» STATED EXERCISE
Pick out the lines below that contain the string "with" and copy them all.

+ + + + +

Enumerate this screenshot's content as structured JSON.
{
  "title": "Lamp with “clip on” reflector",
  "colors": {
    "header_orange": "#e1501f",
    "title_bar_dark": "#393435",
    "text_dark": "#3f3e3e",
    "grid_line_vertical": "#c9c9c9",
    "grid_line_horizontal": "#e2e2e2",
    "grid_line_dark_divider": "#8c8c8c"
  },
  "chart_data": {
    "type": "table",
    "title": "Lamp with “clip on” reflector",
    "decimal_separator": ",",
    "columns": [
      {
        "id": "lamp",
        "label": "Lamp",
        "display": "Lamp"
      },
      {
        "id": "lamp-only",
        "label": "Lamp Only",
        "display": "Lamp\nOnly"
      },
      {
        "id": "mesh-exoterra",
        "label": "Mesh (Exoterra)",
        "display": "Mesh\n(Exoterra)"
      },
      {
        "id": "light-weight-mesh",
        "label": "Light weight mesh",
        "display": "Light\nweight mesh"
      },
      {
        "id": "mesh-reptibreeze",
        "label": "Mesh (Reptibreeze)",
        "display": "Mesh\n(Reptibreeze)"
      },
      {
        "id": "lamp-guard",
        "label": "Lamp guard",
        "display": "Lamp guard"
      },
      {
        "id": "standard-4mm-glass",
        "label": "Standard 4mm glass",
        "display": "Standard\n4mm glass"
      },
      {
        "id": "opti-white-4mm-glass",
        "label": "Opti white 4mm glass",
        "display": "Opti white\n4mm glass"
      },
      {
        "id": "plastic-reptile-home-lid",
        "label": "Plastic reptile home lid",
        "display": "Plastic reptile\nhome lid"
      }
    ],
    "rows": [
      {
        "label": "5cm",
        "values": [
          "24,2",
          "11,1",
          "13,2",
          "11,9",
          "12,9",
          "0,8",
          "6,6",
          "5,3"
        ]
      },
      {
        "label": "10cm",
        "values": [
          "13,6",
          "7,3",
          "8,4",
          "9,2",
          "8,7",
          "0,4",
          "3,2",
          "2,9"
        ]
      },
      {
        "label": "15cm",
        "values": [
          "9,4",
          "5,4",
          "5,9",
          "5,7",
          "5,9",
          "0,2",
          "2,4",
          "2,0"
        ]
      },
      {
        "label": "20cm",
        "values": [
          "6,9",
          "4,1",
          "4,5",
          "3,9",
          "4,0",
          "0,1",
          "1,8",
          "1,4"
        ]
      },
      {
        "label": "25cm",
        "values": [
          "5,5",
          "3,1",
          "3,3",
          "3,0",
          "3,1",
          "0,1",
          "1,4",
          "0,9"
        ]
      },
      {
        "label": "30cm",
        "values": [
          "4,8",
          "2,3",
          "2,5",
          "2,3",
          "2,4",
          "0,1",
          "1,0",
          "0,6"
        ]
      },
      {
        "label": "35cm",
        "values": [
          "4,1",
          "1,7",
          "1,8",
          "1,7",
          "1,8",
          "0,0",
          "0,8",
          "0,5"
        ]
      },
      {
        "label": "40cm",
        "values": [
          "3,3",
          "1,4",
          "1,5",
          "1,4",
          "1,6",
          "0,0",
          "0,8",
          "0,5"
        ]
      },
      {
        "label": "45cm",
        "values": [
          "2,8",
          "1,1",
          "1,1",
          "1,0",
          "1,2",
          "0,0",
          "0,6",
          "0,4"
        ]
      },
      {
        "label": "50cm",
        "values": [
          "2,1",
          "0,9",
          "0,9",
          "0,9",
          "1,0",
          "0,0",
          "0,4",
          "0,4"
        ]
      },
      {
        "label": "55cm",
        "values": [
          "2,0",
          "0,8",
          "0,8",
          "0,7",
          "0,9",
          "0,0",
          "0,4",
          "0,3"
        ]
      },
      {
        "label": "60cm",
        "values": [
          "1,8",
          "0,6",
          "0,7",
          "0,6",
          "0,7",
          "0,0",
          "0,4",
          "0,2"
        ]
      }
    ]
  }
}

+ + + + +

» SOLUTION FOR THIS PROBLEM
  "title": "Lamp with “clip on” reflector",
    "title": "Lamp with “clip on” reflector",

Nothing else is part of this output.